Texto de lectura:
====

Ahora bien, este marco legal multicultural, si bien resultó limitado, es cierto que también ha brindado una base jurídica para la disputa legal, como ha sucedido en casos como el amparo interpuesto por los yaquis de Sonora contra el Acueducto Independencia (Moreno, 2015), la solicitud que realizaron los purépechas de Cherán, Michoacán, para llevar a cabo elecciones municipales con base en sus usos y costumbres y constituir un gobierno propio (Aragón 2018), el juicio presentado por los purépechas de la comunidad de San Francisco Pichátaro, Michoacán, para el ejercicio del recurso público correspondiente (Bárcenas, 2021), entre otros casos más. Con estas menciones, las situaciones que enfrentan los pueblos indígenas en el contexto político multicultural continúan siendo las violaciones de sus derechos, aun cuando se trate, ahora, de derechos legislados.
En mi caso particular, la investigación que realicé sobre el caso del juzgado indígena de Cuetzalan revela los efectos de la oficialización de una versión de justicia indígena configurada desde diferentes instrumentos legislativos, como un Acuerdo de Pleno, la ley orgánica del Poder Judicial y el código de procedimientos civiles; así como su organización administrativa. El juzgado indígena se instaló en la cabecera municipal, un espacio que alberga el poder mestizo de la región, supeditando a la justicia indígena a las lógicas de la burocracia institucional (Terven, 2015). Tradicionalmente, las autoridades indígenas se ubican en las comunidades donde históricamente se han articulado con el sistema de organización comunitaria; su participación en distintos cargos de servicio, además de brindar experiencia, también otorga legitimidad y respeto entre las personas. La cercanía y el hecho de conocerse de manera directa es parte de lo que otorga reconocimiento hacia las autoridades.

====

Serie de ejercicios:
1. Reproduce del texto sobre la justicia indígena todo lo que va desde "Ahora bien, este" hasta "de derechos legislados.".
2. Prosigue el texto sobre la justicia indígena a partir del punto en que termina.

====

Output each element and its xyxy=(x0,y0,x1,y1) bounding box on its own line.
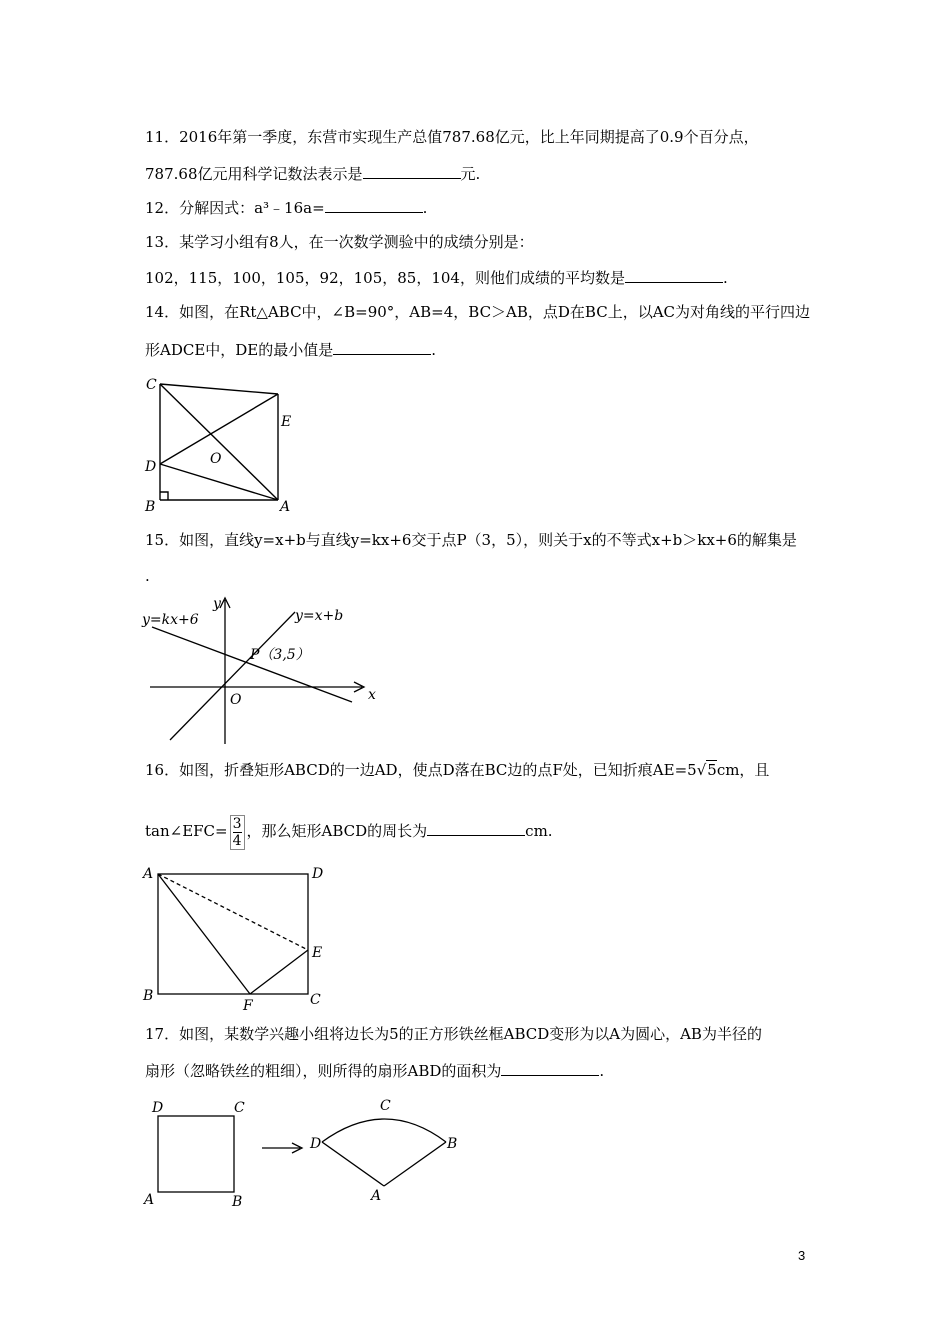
q17-figure xyxy=(140,1096,470,1212)
q12-text: 12．分解因式：a³﹣16a= xyxy=(145,199,325,217)
q16-label-b: B xyxy=(143,988,154,1004)
q17-sector-label-b: B xyxy=(447,1136,458,1152)
q12-end: . xyxy=(422,199,428,217)
q16-figure xyxy=(140,862,340,1012)
q14-end: . xyxy=(431,341,437,359)
q15-label-y: y xyxy=(213,596,221,612)
q13-line1: 13．某学习小组有8人，在一次数学测验中的成绩分别是： xyxy=(145,233,534,251)
q16-text-end: cm，且 xyxy=(716,761,770,779)
q15-label-x: x xyxy=(368,687,376,703)
q16-line2 xyxy=(145,812,553,850)
q16-label-f: F xyxy=(243,998,253,1012)
q16-answer-blank xyxy=(427,821,525,836)
q11-line2 xyxy=(145,164,480,184)
q17-text: 扇形（忽略铁丝的粗细），则所得的扇形ABD的面积为 xyxy=(145,1062,502,1080)
q16-fraction xyxy=(230,815,245,850)
q14-answer-blank xyxy=(333,340,431,355)
q11-line1: 11．2016年第一季度，东营市实现生产总值787.68亿元，比上年同期提高了0.9个百分点， xyxy=(145,128,759,146)
q12-answer-blank xyxy=(325,198,423,213)
q16-sqrt: 5 xyxy=(707,761,717,779)
q11-end: 元. xyxy=(460,165,481,183)
q17-line1: 17．如图，某数学兴趣小组将边长为5的正方形铁丝框ABCD变形为以A为圆心，AB为半径的 xyxy=(145,1025,762,1043)
q13-text: 102，115，100，105，92，105，85，104，则他们成绩的平均数是 xyxy=(145,269,625,287)
q14-label-d: D xyxy=(145,459,157,475)
q15-line2: . xyxy=(145,567,150,585)
q14-label-c: C xyxy=(146,377,157,393)
q15-label-line2: y=x+b xyxy=(295,608,344,624)
q14-label-b: B xyxy=(145,499,156,514)
q17-sector-label-a: A xyxy=(371,1188,382,1204)
q17-end: . xyxy=(599,1062,605,1080)
q15-label-o: O xyxy=(230,692,242,708)
page-number: 3 xyxy=(798,1248,806,1263)
q14-line1: 14．如图，在Rt△ABC中，∠B=90°，AB=4，BC＞AB，点D在BC上，以AC为对角线的平行四边 xyxy=(145,303,811,321)
q17-label-c: C xyxy=(234,1100,245,1116)
q16-label-c: C xyxy=(310,992,321,1008)
q17-label-d: D xyxy=(152,1100,164,1116)
q17-line2 xyxy=(145,1061,604,1081)
q14-text: 形ADCE中，DE的最小值是 xyxy=(145,341,334,359)
q13-answer-blank xyxy=(625,268,723,283)
q16-frac-num: 3 xyxy=(232,815,242,832)
sqrt-symbol: √ xyxy=(696,761,707,779)
q14-label-o: O xyxy=(210,451,222,467)
q16-end: cm. xyxy=(525,822,553,840)
q12-line xyxy=(145,198,427,218)
q17-sector-label-c: C xyxy=(380,1098,391,1114)
q15-line1: 15．如图，直线y=x+b与直线y=kx+6交于点P（3，5），则关于x的不等式x+b＞kx+6的解集是 xyxy=(145,531,797,549)
q16-label-e: E xyxy=(312,945,323,961)
q16-label-d: D xyxy=(312,866,324,882)
q16-label-a: A xyxy=(143,866,154,882)
q16-tan-text: tan∠EFC= xyxy=(145,822,228,840)
q16-text2: ，那么矩形ABCD的周长为 xyxy=(246,822,428,840)
q14-label-e: E xyxy=(281,414,292,430)
q16-text: 16．如图，折叠矩形ABCD的一边AD，使点D落在BC边的点F处，已知折痕AE=5 xyxy=(145,761,697,779)
q14-figure xyxy=(140,372,300,514)
q15-figure xyxy=(140,592,380,750)
q17-sector-label-d: D xyxy=(310,1136,322,1152)
q15-label-line1: y=kx+6 xyxy=(142,612,199,628)
q15-label-p: P（3,5） xyxy=(250,647,310,663)
q13-end: . xyxy=(722,269,728,287)
q11-text: 787.68亿元用科学记数法表示是 xyxy=(145,165,363,183)
q11-answer-blank xyxy=(363,164,461,179)
q16-line1 xyxy=(145,760,769,780)
q17-label-b: B xyxy=(232,1194,243,1210)
q14-label-a: A xyxy=(280,499,291,514)
q17-label-a: A xyxy=(144,1192,155,1208)
q16-frac-den: 4 xyxy=(232,832,242,849)
q14-line2 xyxy=(145,340,436,360)
q17-answer-blank xyxy=(501,1061,599,1076)
q13-line2 xyxy=(145,268,728,288)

====

Respuestas:
1.
Ahora bien, este marco legal multicultural, si bien resultó limitado, es cierto que también ha brindado una base jurídica para la disputa legal, como ha sucedido en casos como el amparo interpuesto por los yaquis de Sonora contra el Acueducto Independencia (Moreno, 2015), la solicitud que realizaron los purépechas de Cherán, Michoacán, para llevar a cabo elecciones municipales con base en sus usos y costumbres y constituir un gobierno propio (Aragón 2018), el juicio presentado por los purépechas de la comunidad de San Francisco Pichátaro, Michoacán, para el ejercicio del recurso público correspondiente (Bárcenas, 2021), entre otros casos más. Con estas menciones, las situaciones que enfrentan los pueblos indígenas en el contexto político multicultural continúan siendo las violaciones de sus derechos, aun cuando se trate, ahora, de derechos legislados.

2.
En la cabecera municipal se presenta una distancia espacial y social respecto de esto, de aquí que las bases culturales de la justicia indígena dejen de operar. Frente a esto, organizaciones indígenas y mixtas del municipio, que desde finales de la década de 1980 empezaron a trabajar temas de derechos humanos y debido proceso en el campo judicial, y que posteriormente incorporaron los derechos indígenas, precisamente hacia mediados de los 90, han jugado un papel central en la reivindicación de la práctica de la justicia indígena. Integrantes de organizaciones como la Takachihualis, la Masehualsiuamej y el CADEM, de forma conjunta, han llevado a cabo un proceso de apropiación del juzgado indígena. Desde el inicio y hasta la fecha, han tenido que exigir a cada presidencia municipal que respete el acuerdo que se hizo en 2002 con el presidente municipal de entonces, que por medio de la figura colectiva del Consejo se tomen las decisiones respecto de la persona que ocupe el cargo de juez y sobre el procedimiento de atención.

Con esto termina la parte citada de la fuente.